[start]

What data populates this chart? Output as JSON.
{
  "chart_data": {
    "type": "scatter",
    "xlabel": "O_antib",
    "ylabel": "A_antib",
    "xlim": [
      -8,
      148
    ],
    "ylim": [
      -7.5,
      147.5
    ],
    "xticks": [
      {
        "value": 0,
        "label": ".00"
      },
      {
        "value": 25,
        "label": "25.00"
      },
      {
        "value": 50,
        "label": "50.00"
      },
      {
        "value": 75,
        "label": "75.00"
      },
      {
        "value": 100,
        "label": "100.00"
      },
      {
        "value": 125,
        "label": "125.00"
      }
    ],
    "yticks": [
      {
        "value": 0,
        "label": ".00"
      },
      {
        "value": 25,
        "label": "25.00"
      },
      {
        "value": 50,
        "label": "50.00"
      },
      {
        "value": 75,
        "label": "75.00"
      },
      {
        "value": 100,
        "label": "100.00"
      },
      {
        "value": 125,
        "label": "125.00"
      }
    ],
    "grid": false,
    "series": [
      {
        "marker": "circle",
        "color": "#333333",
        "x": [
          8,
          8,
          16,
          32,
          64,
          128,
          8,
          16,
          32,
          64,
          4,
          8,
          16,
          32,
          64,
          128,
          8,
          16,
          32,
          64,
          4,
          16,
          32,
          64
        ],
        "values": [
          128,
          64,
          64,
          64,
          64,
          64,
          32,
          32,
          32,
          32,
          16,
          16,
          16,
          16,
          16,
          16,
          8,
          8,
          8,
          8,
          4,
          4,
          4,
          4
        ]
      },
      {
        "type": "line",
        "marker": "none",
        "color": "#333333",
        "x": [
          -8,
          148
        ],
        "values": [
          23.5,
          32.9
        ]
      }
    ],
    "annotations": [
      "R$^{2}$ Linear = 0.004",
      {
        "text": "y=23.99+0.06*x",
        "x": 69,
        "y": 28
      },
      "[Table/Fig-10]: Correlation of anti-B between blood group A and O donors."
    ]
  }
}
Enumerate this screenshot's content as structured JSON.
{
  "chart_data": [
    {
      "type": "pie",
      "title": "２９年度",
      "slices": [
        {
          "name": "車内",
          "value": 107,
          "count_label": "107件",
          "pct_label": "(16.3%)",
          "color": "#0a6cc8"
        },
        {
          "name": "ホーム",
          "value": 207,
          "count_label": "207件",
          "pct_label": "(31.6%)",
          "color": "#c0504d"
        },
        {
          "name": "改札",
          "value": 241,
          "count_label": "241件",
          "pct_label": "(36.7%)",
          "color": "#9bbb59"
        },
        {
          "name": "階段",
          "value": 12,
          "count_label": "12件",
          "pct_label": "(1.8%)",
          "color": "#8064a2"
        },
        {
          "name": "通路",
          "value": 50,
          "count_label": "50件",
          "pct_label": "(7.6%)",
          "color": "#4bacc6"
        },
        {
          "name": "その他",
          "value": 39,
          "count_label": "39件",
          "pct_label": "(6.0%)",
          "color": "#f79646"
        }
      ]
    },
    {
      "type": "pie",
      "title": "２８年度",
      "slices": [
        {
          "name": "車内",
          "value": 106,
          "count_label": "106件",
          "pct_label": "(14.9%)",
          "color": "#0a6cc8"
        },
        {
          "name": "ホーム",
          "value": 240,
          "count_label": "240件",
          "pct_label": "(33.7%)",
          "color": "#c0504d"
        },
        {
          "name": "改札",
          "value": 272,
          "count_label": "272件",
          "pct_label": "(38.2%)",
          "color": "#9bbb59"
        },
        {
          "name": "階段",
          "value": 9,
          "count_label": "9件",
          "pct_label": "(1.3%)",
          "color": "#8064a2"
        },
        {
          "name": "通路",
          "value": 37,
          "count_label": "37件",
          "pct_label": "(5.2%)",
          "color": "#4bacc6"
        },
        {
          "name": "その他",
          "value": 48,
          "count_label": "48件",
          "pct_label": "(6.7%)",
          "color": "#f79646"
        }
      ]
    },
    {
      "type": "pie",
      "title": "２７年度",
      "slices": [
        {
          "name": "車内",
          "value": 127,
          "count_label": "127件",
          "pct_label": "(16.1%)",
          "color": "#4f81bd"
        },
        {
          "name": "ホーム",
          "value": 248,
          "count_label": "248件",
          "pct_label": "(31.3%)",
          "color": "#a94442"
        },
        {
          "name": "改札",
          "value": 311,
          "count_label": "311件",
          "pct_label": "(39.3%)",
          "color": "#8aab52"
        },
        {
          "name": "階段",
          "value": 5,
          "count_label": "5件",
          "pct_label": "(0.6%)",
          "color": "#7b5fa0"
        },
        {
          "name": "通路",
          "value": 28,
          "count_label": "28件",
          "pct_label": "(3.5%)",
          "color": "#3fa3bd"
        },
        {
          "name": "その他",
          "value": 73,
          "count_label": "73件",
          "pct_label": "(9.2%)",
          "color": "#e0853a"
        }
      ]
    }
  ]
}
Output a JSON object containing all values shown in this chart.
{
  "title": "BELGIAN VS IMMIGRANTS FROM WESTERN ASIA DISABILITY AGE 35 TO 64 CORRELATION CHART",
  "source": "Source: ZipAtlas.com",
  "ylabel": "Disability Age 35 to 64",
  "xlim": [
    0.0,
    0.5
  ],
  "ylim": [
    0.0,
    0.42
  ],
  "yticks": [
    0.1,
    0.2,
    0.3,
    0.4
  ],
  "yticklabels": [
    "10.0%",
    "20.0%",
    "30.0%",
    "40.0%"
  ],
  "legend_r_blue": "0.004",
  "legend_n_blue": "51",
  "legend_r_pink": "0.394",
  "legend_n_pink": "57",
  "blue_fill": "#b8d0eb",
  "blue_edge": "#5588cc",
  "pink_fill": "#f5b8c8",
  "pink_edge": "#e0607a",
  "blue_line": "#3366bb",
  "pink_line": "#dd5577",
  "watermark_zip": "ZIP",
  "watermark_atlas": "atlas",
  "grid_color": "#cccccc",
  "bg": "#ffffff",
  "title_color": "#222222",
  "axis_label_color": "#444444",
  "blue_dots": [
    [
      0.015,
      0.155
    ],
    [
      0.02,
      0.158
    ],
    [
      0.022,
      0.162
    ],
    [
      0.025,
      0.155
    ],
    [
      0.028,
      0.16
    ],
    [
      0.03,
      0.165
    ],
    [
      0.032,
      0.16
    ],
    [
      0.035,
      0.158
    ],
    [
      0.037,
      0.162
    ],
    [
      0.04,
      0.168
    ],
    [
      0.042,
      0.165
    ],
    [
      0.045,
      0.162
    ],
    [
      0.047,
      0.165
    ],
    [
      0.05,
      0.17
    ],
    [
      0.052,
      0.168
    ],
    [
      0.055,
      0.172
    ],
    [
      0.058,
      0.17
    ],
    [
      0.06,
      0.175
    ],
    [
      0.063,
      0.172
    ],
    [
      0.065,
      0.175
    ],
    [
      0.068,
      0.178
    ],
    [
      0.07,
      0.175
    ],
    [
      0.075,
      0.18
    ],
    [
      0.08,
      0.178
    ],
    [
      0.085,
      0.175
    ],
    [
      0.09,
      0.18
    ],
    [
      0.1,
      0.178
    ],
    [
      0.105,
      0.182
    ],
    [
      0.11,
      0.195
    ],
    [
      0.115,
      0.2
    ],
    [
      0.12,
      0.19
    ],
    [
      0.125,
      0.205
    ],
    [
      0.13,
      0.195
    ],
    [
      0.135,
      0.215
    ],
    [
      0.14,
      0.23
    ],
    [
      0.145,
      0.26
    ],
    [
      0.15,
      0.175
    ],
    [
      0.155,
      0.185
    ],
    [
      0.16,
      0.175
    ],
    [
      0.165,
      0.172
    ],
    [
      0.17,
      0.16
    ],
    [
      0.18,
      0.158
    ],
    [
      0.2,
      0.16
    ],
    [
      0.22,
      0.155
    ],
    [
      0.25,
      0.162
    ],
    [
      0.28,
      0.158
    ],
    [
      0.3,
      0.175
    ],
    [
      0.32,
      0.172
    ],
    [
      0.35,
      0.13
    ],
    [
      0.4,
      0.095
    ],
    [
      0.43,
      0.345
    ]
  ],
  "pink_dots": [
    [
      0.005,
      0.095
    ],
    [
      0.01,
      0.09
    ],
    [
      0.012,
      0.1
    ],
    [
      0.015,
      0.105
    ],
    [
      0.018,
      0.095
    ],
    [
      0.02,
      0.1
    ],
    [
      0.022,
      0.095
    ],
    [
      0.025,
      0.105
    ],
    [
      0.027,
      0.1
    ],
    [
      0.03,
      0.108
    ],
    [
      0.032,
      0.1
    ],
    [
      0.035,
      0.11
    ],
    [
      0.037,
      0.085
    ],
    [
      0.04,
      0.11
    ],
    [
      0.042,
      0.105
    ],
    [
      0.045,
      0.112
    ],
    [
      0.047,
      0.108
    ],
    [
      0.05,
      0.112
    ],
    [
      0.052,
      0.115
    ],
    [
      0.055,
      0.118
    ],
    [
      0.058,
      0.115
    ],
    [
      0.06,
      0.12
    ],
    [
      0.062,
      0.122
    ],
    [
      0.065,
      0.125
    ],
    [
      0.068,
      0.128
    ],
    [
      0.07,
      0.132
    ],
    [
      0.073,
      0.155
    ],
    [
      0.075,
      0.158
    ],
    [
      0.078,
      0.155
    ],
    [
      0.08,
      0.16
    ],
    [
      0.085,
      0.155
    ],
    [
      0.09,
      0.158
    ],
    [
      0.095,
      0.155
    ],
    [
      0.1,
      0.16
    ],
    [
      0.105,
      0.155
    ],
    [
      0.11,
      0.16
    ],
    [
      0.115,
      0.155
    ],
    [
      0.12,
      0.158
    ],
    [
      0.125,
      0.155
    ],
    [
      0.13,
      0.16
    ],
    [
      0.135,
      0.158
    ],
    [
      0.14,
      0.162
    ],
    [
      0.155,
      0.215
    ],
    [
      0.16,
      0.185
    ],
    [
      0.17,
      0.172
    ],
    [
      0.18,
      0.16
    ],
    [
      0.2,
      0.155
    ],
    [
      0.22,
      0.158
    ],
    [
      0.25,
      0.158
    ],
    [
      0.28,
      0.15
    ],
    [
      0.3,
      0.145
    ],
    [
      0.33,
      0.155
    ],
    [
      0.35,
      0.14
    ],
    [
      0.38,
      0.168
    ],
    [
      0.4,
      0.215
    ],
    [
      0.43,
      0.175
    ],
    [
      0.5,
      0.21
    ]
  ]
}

[end]

Task instructions:
Find the lines that include the string "ylabel", then copy each of them.

Task response:
    "ylabel": "A_antib",
  "ylabel": "Disability Age 35 to 64",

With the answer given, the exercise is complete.